• **TASK BRIEF**: What is the number of lines in the data holding the word "rotate"? Give that number by itself.

-------- DATA SHOWN --------

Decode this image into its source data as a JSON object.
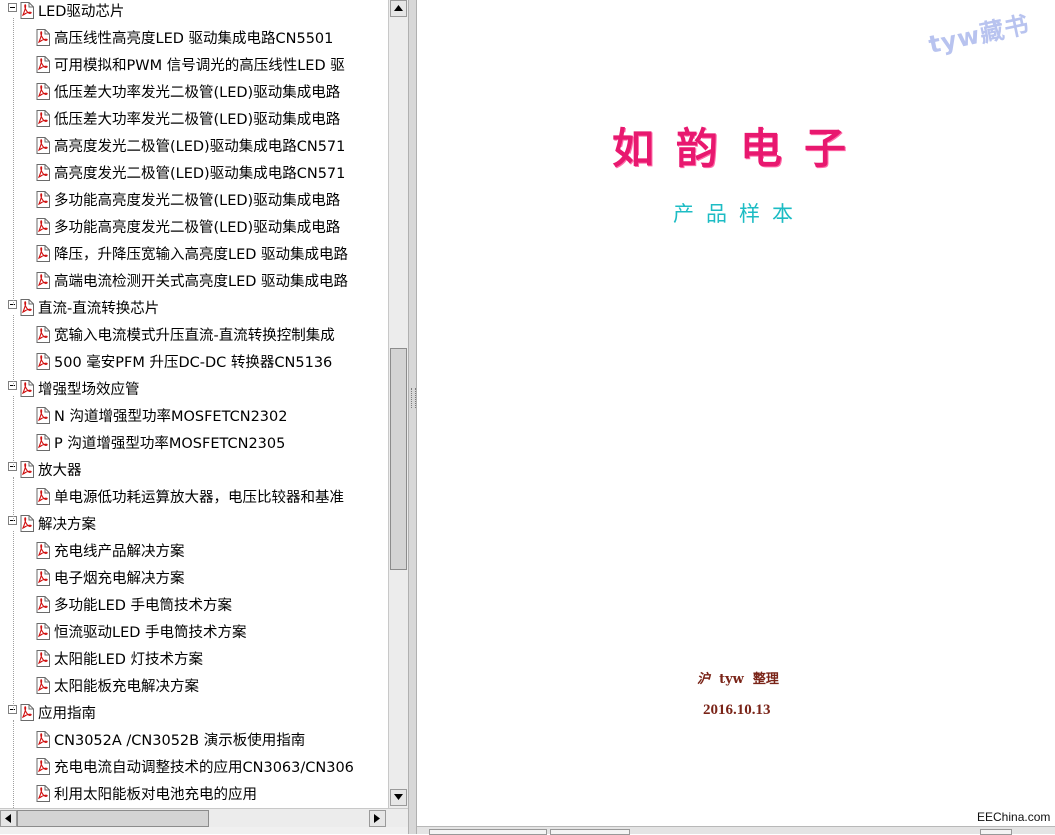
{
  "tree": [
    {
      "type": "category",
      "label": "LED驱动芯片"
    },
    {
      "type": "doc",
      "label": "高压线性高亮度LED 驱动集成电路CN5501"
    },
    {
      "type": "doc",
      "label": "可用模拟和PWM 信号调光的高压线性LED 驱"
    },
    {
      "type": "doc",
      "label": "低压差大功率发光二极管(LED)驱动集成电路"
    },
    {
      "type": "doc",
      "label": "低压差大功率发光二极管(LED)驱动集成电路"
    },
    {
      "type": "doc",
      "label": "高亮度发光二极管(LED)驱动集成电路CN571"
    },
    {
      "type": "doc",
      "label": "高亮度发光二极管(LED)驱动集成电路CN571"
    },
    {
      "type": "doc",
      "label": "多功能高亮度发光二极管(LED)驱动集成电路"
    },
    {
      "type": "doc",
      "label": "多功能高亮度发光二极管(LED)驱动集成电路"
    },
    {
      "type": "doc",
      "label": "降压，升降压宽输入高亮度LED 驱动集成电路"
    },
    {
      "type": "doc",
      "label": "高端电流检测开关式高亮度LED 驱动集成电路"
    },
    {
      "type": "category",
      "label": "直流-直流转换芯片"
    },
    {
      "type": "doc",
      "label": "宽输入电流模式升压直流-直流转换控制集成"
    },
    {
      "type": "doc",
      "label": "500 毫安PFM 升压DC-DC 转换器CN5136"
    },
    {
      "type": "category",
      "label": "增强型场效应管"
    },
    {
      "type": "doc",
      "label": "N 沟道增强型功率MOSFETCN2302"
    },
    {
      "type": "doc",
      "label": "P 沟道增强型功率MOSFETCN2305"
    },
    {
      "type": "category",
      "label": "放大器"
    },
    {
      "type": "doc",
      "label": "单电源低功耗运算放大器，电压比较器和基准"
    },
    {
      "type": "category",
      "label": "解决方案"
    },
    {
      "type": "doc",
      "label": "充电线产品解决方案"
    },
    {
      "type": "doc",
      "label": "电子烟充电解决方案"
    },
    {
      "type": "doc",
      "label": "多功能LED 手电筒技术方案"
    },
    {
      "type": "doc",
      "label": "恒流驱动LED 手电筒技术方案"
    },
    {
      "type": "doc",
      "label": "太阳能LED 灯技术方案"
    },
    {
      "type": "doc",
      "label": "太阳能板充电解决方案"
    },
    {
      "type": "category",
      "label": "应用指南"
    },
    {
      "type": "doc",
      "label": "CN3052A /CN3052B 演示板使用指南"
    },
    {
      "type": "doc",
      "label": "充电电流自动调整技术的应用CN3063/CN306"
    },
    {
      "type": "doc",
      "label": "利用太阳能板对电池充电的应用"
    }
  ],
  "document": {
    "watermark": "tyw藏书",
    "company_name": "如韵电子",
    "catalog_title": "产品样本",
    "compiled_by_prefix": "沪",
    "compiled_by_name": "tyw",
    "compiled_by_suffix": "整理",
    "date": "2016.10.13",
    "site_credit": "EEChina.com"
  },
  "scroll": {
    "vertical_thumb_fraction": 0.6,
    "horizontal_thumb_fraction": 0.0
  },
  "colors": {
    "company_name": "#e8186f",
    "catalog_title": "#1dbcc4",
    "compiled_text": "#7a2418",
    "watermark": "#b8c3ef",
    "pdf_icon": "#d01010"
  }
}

--------
-------- DATA SHOWN --------

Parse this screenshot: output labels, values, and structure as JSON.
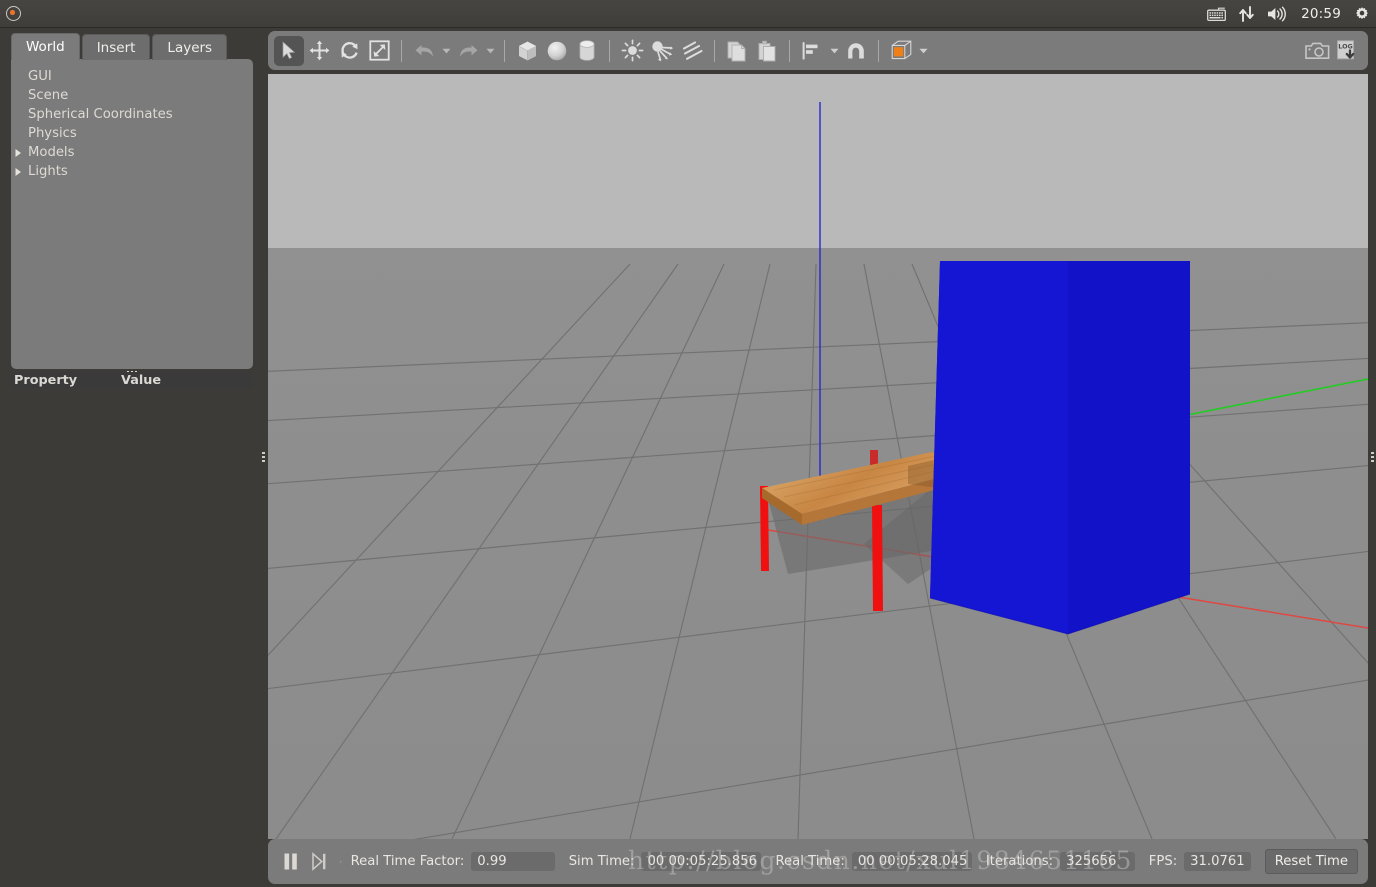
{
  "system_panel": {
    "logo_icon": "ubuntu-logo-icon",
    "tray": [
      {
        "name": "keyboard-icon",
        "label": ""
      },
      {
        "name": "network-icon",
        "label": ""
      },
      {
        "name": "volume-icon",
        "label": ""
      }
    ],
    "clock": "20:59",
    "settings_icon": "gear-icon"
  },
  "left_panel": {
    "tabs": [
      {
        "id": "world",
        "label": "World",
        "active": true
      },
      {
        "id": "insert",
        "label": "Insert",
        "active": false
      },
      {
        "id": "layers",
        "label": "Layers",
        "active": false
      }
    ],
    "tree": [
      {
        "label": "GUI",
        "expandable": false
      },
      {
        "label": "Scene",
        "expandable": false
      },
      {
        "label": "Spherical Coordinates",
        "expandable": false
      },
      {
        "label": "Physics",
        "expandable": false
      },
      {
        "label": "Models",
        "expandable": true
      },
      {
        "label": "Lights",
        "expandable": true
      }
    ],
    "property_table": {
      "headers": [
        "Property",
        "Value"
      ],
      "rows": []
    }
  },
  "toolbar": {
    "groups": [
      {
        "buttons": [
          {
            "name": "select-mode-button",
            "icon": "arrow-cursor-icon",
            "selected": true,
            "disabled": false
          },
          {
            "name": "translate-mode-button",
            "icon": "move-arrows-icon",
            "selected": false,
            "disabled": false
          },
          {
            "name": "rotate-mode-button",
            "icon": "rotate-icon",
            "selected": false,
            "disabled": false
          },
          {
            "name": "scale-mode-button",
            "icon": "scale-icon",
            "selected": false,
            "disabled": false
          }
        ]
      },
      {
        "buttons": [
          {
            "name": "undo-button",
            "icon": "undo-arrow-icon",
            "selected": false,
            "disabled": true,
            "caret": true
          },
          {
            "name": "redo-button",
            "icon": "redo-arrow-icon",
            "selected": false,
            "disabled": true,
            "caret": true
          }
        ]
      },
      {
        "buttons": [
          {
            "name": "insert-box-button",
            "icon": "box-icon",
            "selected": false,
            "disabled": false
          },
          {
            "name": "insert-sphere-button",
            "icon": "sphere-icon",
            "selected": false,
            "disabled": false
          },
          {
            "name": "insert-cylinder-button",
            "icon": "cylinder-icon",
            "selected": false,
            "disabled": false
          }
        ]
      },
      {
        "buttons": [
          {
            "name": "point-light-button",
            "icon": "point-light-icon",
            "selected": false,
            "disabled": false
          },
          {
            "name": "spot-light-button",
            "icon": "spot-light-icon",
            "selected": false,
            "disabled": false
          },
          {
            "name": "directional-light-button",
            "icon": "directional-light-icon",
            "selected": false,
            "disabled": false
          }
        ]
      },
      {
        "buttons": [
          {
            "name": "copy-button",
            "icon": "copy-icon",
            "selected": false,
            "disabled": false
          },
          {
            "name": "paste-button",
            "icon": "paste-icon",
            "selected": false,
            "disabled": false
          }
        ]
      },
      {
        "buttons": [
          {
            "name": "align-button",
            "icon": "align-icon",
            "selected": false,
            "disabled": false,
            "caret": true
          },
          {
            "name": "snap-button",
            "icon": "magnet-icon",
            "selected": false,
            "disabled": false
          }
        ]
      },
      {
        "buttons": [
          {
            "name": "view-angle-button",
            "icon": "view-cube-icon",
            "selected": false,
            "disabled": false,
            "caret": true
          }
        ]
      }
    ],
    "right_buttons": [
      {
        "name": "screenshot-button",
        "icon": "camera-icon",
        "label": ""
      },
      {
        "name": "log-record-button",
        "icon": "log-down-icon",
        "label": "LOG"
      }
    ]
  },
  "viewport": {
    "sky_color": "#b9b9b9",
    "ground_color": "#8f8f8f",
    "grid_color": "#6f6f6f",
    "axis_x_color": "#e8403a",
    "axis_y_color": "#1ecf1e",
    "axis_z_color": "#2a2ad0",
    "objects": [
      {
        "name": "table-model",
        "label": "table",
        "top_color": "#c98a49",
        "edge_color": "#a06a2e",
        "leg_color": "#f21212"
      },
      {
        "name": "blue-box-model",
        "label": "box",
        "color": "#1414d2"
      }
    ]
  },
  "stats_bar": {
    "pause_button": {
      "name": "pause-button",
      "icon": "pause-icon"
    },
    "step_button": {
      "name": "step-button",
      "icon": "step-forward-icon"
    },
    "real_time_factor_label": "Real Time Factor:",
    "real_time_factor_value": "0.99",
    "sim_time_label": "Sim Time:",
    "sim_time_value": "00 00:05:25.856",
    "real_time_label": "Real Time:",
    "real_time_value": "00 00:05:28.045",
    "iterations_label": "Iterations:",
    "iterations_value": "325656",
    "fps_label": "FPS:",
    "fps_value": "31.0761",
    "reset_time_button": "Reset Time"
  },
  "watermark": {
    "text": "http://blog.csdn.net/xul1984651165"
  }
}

--------
-------- DATA SHOWN --------

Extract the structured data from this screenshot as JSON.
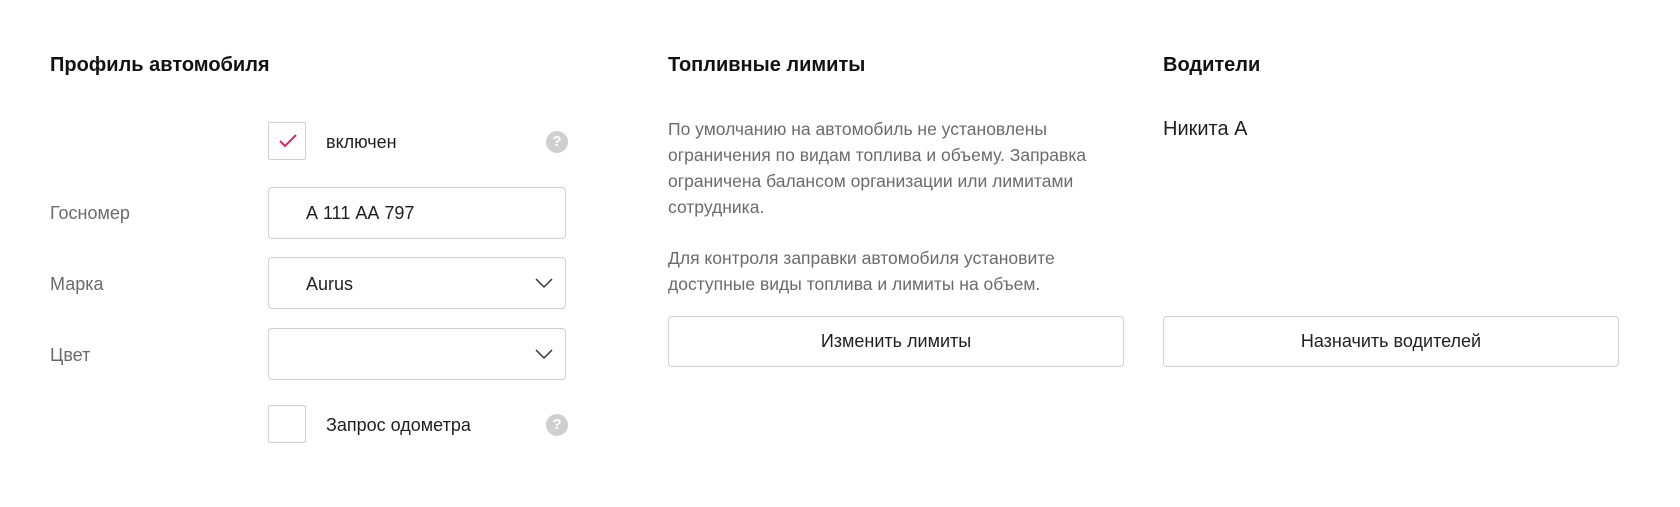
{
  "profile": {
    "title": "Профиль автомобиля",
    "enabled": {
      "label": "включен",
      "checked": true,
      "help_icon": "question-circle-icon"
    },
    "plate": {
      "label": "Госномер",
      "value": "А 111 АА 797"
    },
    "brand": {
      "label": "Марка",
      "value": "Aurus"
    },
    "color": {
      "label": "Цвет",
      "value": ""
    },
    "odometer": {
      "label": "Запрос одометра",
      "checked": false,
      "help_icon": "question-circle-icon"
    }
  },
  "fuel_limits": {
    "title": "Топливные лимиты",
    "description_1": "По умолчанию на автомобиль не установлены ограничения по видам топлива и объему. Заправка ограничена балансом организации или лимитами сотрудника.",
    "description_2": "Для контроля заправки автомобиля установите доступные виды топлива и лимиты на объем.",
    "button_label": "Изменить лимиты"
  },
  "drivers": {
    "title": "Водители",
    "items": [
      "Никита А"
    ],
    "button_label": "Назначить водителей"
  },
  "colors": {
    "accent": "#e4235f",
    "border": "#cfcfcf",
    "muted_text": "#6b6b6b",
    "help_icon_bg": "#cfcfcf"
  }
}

--------

• **WRITTEN RESPONSE**: 2